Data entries
_ _ _ _ _ _ _

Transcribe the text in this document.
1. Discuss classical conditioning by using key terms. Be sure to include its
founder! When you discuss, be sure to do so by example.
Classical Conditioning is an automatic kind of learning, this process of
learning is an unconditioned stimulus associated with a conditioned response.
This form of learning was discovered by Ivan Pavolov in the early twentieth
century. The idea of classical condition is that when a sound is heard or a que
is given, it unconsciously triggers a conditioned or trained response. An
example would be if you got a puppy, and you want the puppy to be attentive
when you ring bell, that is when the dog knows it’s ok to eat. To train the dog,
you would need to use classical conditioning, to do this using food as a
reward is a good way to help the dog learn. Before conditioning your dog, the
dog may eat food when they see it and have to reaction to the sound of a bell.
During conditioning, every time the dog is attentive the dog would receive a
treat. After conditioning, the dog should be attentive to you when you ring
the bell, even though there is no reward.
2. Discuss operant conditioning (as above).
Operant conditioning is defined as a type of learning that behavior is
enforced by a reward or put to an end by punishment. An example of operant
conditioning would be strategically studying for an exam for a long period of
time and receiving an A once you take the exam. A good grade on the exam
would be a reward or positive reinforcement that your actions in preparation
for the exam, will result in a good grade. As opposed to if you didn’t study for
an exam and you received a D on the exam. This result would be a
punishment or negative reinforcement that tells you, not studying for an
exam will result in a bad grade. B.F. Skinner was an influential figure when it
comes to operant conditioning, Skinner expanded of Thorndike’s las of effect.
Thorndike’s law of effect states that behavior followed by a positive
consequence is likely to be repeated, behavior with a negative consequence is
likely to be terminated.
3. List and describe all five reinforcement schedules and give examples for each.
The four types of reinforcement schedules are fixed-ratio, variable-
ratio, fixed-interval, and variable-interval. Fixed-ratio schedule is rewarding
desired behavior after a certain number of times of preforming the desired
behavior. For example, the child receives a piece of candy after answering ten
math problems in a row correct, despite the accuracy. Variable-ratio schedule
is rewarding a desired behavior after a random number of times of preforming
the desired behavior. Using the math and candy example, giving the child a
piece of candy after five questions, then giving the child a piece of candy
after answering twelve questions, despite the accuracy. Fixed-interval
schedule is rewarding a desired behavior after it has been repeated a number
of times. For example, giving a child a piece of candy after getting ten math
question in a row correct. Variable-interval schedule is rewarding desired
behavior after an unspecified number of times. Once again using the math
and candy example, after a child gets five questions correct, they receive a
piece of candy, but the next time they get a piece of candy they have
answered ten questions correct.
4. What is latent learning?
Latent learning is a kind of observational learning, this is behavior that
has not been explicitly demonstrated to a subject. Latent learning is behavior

_ _ _ _ _ _ _

EXERCISE TASK> Return the listing above word for word.

SOLUTION>
Transcribe the text in this document.
1. Discuss classical conditioning by using key terms. Be sure to include its
founder! When you discuss, be sure to do so by example.
Classical Conditioning is an automatic kind of learning, this process of
learning is an unconditioned stimulus associated with a conditioned response.
This form of learning was discovered by Ivan Pavolov in the early twentieth
century. The idea of classical condition is that when a sound is heard or a que
is given, it unconsciously triggers a conditioned or trained response. An
example would be if you got a puppy, and you want the puppy to be attentive
when you ring bell, that is when the dog knows it’s ok to eat. To train the dog,
you would need to use classical conditioning, to do this using food as a
reward is a good way to help the dog learn. Before conditioning your dog, the
dog may eat food when they see it and have to reaction to the sound of a bell.
During conditioning, every time the dog is attentive the dog would receive a
treat. After conditioning, the dog should be attentive to you when you ring
the bell, even though there is no reward.
2. Discuss operant conditioning (as above).
Operant conditioning is defined as a type of learning that behavior is
enforced by a reward or put to an end by punishment. An example of operant
conditioning would be strategically studying for an exam for a long period of
time and receiving an A once you take the exam. A good grade on the exam
would be a reward or positive reinforcement that your actions in preparation
for the exam, will result in a good grade. As opposed to if you didn’t study for
an exam and you received a D on the exam. This result would be a
punishment or negative reinforcement that tells you, not studying for an
exam will result in a bad grade. B.F. Skinner was an influential figure when it
comes to operant conditioning, Skinner expanded of Thorndike’s las of effect.
Thorndike’s law of effect states that behavior followed by a positive
consequence is likely to be repeated, behavior with a negative consequence is
likely to be terminated.
3. List and describe all five reinforcement schedules and give examples for each.
The four types of reinforcement schedules are fixed-ratio, variable-
ratio, fixed-interval, and variable-interval. Fixed-ratio schedule is rewarding
desired behavior after a certain number of times of preforming the desired
behavior. For example, the child receives a piece of candy after answering ten
math problems in a row correct, despite the accuracy. Variable-ratio schedule
is rewarding a desired behavior after a random number of times of preforming
the desired behavior. Using the math and candy example, giving the child a
piece of candy after five questions, then giving the child a piece of candy
after answering twelve questions, despite the accuracy. Fixed-interval
schedule is rewarding a desired behavior after it has been repeated a number
of times. For example, giving a child a piece of candy after getting ten math
question in a row correct. Variable-interval schedule is rewarding desired
behavior after an unspecified number of times. Once again using the math
and candy example, after a child gets five questions correct, they receive a
piece of candy, but the next time they get a piece of candy they have
answered ten questions correct.
4. What is latent learning?
Latent learning is a kind of observational learning, this is behavior that
has not been explicitly demonstrated to a subject. Latent learning is behavior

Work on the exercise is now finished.